**The records:**
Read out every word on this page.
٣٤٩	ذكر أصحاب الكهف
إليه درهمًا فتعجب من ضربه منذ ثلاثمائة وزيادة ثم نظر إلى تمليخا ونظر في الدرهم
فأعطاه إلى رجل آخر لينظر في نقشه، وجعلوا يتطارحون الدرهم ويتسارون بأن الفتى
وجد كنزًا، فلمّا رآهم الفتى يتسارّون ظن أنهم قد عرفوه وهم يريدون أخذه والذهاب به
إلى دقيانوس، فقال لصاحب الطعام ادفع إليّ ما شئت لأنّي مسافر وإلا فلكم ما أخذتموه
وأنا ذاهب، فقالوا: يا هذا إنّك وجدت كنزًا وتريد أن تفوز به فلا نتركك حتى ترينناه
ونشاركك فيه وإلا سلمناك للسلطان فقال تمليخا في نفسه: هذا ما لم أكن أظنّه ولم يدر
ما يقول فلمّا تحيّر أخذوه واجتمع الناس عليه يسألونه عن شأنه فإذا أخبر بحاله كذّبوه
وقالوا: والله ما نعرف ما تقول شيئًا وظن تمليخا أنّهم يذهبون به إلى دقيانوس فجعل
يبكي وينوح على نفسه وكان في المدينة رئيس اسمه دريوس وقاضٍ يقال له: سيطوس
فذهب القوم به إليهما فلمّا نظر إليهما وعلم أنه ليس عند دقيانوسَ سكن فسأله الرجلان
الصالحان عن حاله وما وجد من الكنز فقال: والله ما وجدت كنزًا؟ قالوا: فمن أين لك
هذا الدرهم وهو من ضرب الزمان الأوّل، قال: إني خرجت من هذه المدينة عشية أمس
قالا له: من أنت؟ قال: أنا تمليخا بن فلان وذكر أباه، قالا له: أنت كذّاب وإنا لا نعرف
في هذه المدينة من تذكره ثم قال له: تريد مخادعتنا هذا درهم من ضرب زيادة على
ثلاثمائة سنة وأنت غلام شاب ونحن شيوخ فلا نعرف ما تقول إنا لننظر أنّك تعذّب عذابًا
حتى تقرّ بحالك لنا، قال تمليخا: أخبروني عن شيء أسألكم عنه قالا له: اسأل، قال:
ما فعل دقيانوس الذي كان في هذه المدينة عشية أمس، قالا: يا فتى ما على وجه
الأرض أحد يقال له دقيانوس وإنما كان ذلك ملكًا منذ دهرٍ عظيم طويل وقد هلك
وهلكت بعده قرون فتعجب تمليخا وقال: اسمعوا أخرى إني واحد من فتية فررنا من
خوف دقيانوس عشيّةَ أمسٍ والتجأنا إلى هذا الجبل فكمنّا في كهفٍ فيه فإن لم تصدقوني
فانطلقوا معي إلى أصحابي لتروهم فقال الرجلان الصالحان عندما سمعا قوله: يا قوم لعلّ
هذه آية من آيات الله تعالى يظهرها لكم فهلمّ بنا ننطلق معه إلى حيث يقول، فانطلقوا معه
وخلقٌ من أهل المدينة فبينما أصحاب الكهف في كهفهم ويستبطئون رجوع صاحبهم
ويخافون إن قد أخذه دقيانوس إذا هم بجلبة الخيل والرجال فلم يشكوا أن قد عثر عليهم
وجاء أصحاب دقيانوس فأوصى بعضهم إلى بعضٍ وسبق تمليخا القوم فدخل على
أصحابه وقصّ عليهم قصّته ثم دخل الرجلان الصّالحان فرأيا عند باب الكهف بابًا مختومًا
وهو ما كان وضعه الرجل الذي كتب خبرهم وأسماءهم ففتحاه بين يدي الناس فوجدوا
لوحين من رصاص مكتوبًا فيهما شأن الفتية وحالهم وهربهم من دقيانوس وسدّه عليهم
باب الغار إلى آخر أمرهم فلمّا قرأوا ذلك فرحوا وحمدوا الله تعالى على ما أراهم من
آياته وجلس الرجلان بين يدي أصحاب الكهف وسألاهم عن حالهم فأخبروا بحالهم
...
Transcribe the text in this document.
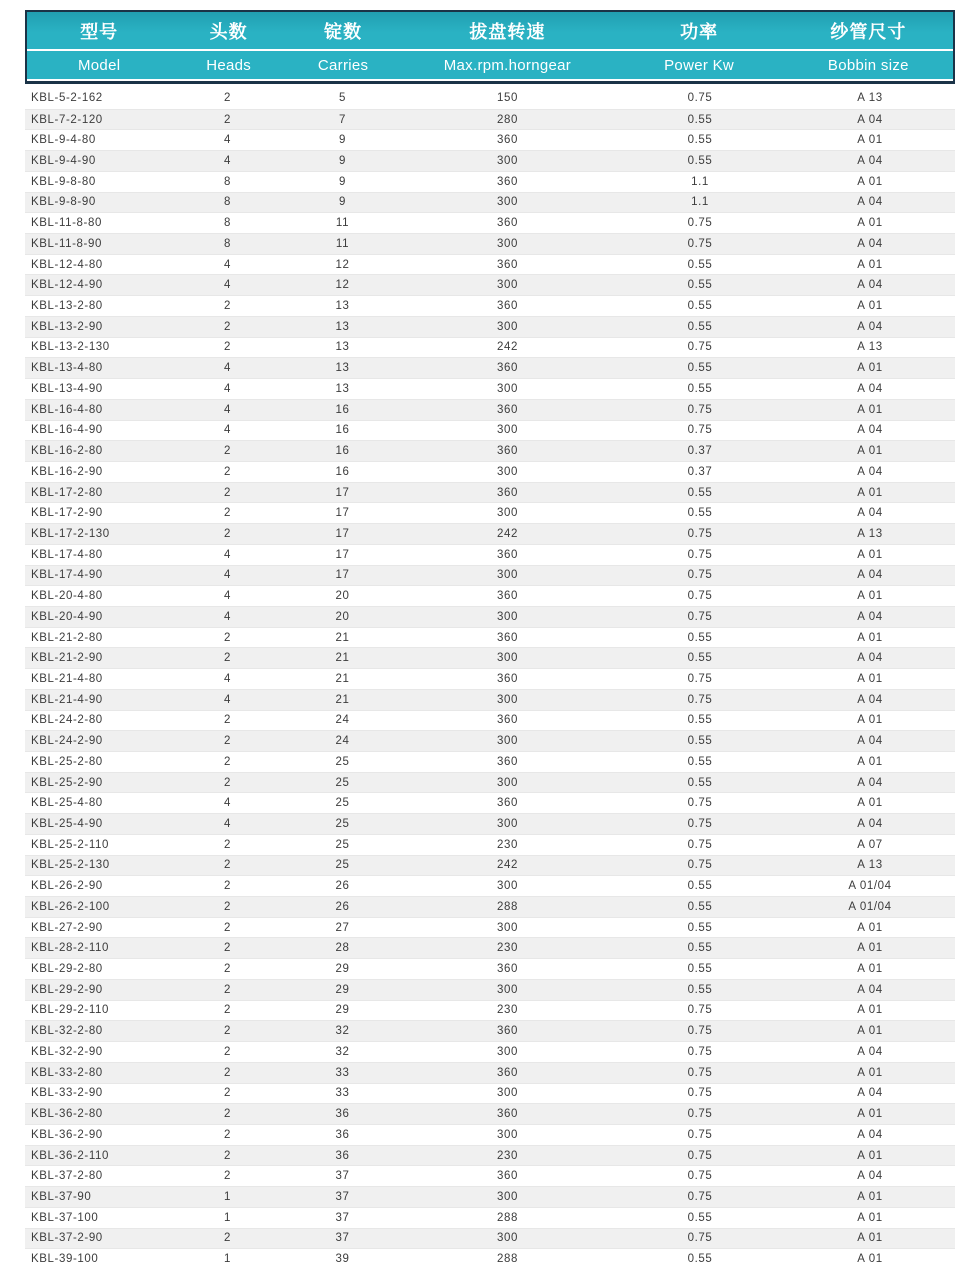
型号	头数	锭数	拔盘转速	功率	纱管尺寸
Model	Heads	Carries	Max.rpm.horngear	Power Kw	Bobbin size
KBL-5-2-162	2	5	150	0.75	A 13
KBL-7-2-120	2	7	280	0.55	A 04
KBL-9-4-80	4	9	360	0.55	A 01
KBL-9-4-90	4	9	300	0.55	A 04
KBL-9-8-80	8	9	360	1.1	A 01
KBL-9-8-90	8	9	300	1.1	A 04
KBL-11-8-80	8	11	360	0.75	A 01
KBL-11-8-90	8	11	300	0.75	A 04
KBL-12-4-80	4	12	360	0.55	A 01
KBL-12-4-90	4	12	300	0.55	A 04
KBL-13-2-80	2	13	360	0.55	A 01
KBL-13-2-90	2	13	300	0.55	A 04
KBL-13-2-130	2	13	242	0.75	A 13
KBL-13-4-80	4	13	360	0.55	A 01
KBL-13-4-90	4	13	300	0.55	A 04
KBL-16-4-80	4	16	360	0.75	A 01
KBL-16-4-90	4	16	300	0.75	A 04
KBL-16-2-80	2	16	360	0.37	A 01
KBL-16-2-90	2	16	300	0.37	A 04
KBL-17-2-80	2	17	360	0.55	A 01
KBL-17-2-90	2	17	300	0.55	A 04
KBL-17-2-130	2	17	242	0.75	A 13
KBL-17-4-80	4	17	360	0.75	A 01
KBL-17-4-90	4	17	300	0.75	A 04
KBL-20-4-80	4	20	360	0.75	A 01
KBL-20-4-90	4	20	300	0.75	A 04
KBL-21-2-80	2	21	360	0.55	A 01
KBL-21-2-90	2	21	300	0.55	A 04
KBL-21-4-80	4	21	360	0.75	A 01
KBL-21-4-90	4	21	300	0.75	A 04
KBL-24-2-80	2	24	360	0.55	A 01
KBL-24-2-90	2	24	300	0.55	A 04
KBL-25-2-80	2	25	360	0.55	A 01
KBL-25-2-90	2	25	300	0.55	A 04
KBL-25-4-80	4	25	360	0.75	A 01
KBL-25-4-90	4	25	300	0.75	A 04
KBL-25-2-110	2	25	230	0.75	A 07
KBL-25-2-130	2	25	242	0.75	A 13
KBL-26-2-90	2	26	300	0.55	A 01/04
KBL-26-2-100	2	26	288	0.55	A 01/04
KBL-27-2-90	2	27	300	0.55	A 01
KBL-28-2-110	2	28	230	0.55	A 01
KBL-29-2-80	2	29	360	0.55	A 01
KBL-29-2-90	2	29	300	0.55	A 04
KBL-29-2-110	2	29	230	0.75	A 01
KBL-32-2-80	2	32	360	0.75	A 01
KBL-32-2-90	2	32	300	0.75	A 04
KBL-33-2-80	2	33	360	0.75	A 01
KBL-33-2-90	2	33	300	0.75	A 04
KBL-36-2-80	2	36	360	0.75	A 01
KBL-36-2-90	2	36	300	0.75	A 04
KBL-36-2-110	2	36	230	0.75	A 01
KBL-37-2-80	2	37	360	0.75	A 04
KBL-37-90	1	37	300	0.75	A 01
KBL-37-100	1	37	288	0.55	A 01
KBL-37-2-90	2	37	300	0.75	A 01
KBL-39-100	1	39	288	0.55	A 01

**Goal:** Return all lines with the word "عليهم" in them.

**Answer to this problem:**
ويخافون إن قد أخذه دقيانوس إذا هم بجلبة الخيل والرجال فلم يشكوا أن قد عثر عليهم
أصحابه وقصّ عليهم قصّته ثم دخل الرجلان الصّالحان فرأيا عند باب الكهف بابًا مختومًا
لوحين من رصاص مكتوبًا فيهما شأن الفتية وحالهم وهربهم من دقيانوس وسدّه عليهم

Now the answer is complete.